Print each of the entries exactly, leaving nothing out.

(Stored data entries)
◆ ◆ ◆ ◆
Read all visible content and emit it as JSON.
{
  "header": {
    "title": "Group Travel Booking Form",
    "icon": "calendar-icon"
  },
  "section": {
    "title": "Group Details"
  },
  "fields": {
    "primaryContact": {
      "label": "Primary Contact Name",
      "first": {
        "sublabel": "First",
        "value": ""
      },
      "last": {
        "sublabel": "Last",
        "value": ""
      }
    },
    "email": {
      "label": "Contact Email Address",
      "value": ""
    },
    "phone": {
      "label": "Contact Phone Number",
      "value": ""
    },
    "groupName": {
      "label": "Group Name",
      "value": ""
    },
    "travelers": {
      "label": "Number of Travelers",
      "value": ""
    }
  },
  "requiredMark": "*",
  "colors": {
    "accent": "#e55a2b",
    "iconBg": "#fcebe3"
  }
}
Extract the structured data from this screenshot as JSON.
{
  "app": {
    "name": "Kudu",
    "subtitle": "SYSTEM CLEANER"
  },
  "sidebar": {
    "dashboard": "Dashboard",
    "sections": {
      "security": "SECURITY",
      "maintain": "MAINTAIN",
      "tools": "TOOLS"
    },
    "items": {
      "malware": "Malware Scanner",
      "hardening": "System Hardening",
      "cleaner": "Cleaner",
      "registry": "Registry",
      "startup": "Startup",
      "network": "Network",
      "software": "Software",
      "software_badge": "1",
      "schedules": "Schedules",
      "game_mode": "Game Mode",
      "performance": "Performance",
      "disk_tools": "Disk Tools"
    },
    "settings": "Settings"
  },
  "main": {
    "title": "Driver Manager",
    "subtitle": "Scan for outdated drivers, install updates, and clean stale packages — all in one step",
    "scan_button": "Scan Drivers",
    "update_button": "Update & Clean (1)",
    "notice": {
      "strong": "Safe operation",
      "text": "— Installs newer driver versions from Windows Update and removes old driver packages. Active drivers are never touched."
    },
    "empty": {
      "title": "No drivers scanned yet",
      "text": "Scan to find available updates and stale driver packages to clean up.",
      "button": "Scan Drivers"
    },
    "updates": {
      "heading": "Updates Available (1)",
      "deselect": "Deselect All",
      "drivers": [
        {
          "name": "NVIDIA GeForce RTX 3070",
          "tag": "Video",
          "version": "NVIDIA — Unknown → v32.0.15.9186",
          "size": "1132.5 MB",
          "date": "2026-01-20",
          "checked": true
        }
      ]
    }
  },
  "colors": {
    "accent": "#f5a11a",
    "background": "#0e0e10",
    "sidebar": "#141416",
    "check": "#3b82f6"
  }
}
◆ ◆ ◆ ◆
- Response to this task -
Read all visible content and emit it as JSON.
{
  "header": {
    "title": "Group Travel Booking Form",
    "icon": "calendar-icon"
  },
  "section": {
    "title": "Group Details"
  },
  "fields": {
    "primaryContact": {
      "label": "Primary Contact Name",
      "first": {
        "sublabel": "First",
        "value": ""
      },
      "last": {
        "sublabel": "Last",
        "value": ""
      }
    },
    "email": {
      "label": "Contact Email Address",
      "value": ""
    },
    "phone": {
      "label": "Contact Phone Number",
      "value": ""
    },
    "groupName": {
      "label": "Group Name",
      "value": ""
    },
    "travelers": {
      "label": "Number of Travelers",
      "value": ""
    }
  },
  "requiredMark": "*",
  "colors": {
    "accent": "#e55a2b",
    "iconBg": "#fcebe3"
  }
}
Extract the structured data from this screenshot as JSON.
{
  "app": {
    "name": "Kudu",
    "subtitle": "SYSTEM CLEANER"
  },
  "sidebar": {
    "dashboard": "Dashboard",
    "sections": {
      "security": "SECURITY",
      "maintain": "MAINTAIN",
      "tools": "TOOLS"
    },
    "items": {
      "malware": "Malware Scanner",
      "hardening": "System Hardening",
      "cleaner": "Cleaner",
      "registry": "Registry",
      "startup": "Startup",
      "network": "Network",
      "software": "Software",
      "software_badge": "1",
      "schedules": "Schedules",
      "game_mode": "Game Mode",
      "performance": "Performance",
      "disk_tools": "Disk Tools"
    },
    "settings": "Settings"
  },
  "main": {
    "title": "Driver Manager",
    "subtitle": "Scan for outdated drivers, install updates, and clean stale packages — all in one step",
    "scan_button": "Scan Drivers",
    "update_button": "Update & Clean (1)",
    "notice": {
      "strong": "Safe operation",
      "text": "— Installs newer driver versions from Windows Update and removes old driver packages. Active drivers are never touched."
    },
    "empty": {
      "title": "No drivers scanned yet",
      "text": "Scan to find available updates and stale driver packages to clean up.",
      "button": "Scan Drivers"
    },
    "updates": {
      "heading": "Updates Available (1)",
      "deselect": "Deselect All",
      "drivers": [
        {
          "name": "NVIDIA GeForce RTX 3070",
          "tag": "Video",
          "version": "NVIDIA — Unknown → v32.0.15.9186",
          "size": "1132.5 MB",
          "date": "2026-01-20",
          "checked": true
        }
      ]
    }
  },
  "colors": {
    "accent": "#f5a11a",
    "background": "#0e0e10",
    "sidebar": "#141416",
    "check": "#3b82f6"
  }
}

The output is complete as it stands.